• [記述課題 a] 記録のうち、「117, 560, 137]」を含む行から「525, 560, 545]」を含む行までを、両端の行も含めて一字一句そのまま書き写してください。

離婚を訴えた側を原告として、訴えられた側を被告として、法廷で争うことになります。
離婚裁判には法定離婚原因が必要
裁判離婚で離婚が認められるためには、民法で定められた5つの離婚原因のうち、1つ以上認められないと離婚が認められません。
訴状に「民法770条一項に定められている離婚原因」に該当する原因が記載されなければ、その訴状が受理されることもありません。
裁判離婚で離婚が認められる法定離婚原因とは以下の5つです。
(1)配偶者の不貞行為……性的な関係を伴うもの (2)配偶者の悪意の遺棄……同居・協力・扶助義務違反 (3)配偶者の3年以上の生死不明……7年以上生死不明なら失踪宣告の申立ても可能 (4)強度の精神病で回復不能……ただし、民法改正要綱案では削除されている (5)婚姻を継続しがたい重大な事由……上記(1)~(4)に該当しない場合 |
離婚裁判の流れ
離婚裁判を起こすためには、管轄の家庭裁判所に訴状2通を作成し必要書類を添えて提出します。これが受理されると、裁判所から原告と被告に第1回期日を指定した呼出し状が送達されてきます。
被告は、訴状に対する答弁書を指定日までに家庭裁判所と原告に送付します。
家庭裁判所が指定した第1回目の期日がくると、いよいよ口頭弁論が始まります。最初の数回は訴状や答弁書、証拠品などをもとにそれぞれが主張します。
争点が整理されたところで、裁判官から和解勧告があります。あくまでも勧告なので、納得できなければ応じる必要はありません。
離婚裁判は、このような審理を繰り返したところで判決が下されて終わりになります。判決が確定すれば裁判離婚が成立しますので、あとは離婚届を提出します。
不服があれば、控訴して高等裁判所でまた裁判をやり直すことになります。
離婚の裁判例まとめ
前述したとおり、裁判離婚では民法で定められた5つの離婚原因にいずれかに該当することが必要です。
しかし、離婚原因がありそれが事実と認められれば、必ず離婚が成立するかといえば、そういうわけでもありません。
以下では、法定離婚原因別の過去の裁判例をご紹介します。
(1)配偶者の不貞行為
法律の意味する「不貞行為」とは、配偶者のある人が、自由な意思のもとで(自分の意思で)別の異性と性的な関係をもつことです。いわゆる不倫や浮気です。

• [記述課題 b] 離婚裁判に関する本文の「離婚裁判には法定離婚原因が必要」から「かに該当することが必要です。」までを両端を含めて取り出し、「家庭裁判所」を「地方裁判所」に置き換えて書き直すこと。

• [入力行]
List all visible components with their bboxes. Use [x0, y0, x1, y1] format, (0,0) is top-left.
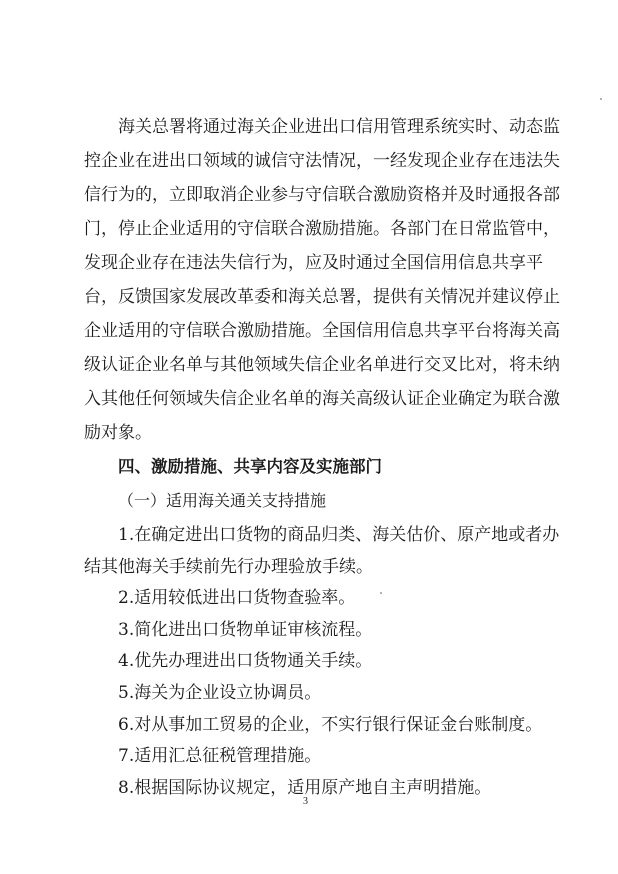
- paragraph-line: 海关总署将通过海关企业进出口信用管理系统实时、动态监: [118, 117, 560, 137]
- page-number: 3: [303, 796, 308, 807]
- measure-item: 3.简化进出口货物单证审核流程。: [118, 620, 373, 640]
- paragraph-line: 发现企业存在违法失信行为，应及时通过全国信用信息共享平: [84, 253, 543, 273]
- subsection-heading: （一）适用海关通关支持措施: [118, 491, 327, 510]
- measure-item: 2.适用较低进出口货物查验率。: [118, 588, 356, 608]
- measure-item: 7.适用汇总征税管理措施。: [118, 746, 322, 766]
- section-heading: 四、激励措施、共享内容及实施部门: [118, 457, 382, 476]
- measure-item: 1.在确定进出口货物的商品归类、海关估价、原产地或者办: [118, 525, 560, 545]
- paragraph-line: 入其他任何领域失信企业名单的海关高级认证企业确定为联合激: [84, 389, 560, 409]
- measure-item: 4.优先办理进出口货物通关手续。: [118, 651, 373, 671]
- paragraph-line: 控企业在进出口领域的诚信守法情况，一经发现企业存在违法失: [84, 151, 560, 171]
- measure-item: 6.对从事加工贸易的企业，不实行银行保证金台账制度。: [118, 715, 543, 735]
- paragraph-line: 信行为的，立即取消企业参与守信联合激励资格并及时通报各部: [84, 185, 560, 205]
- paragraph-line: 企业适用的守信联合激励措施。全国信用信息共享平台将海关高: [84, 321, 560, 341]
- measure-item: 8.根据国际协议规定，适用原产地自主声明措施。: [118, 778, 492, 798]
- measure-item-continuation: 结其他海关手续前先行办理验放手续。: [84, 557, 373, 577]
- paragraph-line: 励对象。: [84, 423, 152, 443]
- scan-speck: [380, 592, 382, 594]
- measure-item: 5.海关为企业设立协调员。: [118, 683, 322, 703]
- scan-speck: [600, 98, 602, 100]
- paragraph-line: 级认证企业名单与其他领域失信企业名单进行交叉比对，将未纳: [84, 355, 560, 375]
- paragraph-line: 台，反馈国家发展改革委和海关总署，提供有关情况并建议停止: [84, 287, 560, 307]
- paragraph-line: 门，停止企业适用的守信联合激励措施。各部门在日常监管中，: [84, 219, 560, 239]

• [解答例 a]
- paragraph-line: 海关总署将通过海关企业进出口信用管理系统实时、动态监: [118, 117, 560, 137]
- page-number: 3: [303, 796, 308, 807]
- measure-item: 3.简化进出口货物单证审核流程。: [118, 620, 373, 640]
- paragraph-line: 发现企业存在违法失信行为，应及时通过全国信用信息共享平: [84, 253, 543, 273]
- subsection-heading: （一）适用海关通关支持措施: [118, 491, 327, 510]
- measure-item: 2.适用较低进出口货物查验率。: [118, 588, 356, 608]
- measure-item: 7.适用汇总征税管理措施。: [118, 746, 322, 766]
- section-heading: 四、激励措施、共享内容及实施部门: [118, 457, 382, 476]
- measure-item: 1.在确定进出口货物的商品归类、海关估价、原产地或者办: [118, 525, 560, 545]

• [解答例 b]
離婚裁判には法定離婚原因が必要
裁判離婚で離婚が認められるためには、民法で定められた5つの離婚原因のうち、1つ以上認められないと離婚が認められません。
訴状に「民法770条一項に定められている離婚原因」に該当する原因が記載されなければ、その訴状が受理されることもありません。
裁判離婚で離婚が認められる法定離婚原因とは以下の5つです。
(1)配偶者の不貞行為……性的な関係を伴うもの (2)配偶者の悪意の遺棄……同居・協力・扶助義務違反 (3)配偶者の3年以上の生死不明……7年以上生死不明なら失踪宣告の申立ても可能 (4)強度の精神病で回復不能……ただし、民法改正要綱案では削除されている (5)婚姻を継続しがたい重大な事由……上記(1)~(4)に該当しない場合 |
離婚裁判の流れ
離婚裁判を起こすためには、管轄の地方裁判所に訴状2通を作成し必要書類を添えて提出します。これが受理されると、裁判所から原告と被告に第1回期日を指定した呼出し状が送達されてきます。
被告は、訴状に対する答弁書を指定日までに地方裁判所と原告に送付します。
地方裁判所が指定した第1回目の期日がくると、いよいよ口頭弁論が始まります。最初の数回は訴状や答弁書、証拠品などをもとにそれぞれが主張します。
争点が整理されたところで、裁判官から和解勧告があります。あくまでも勧告なので、納得できなければ応じる必要はありません。
離婚裁判は、このような審理を繰り返したところで判決が下されて終わりになります。判決が確定すれば裁判離婚が成立しますので、あとは離婚届を提出します。
不服があれば、控訴して高等裁判所でまた裁判をやり直すことになります。
離婚の裁判例まとめ
前述したとおり、裁判離婚では民法で定められた5つの離婚原因にいずれかに該当することが必要です。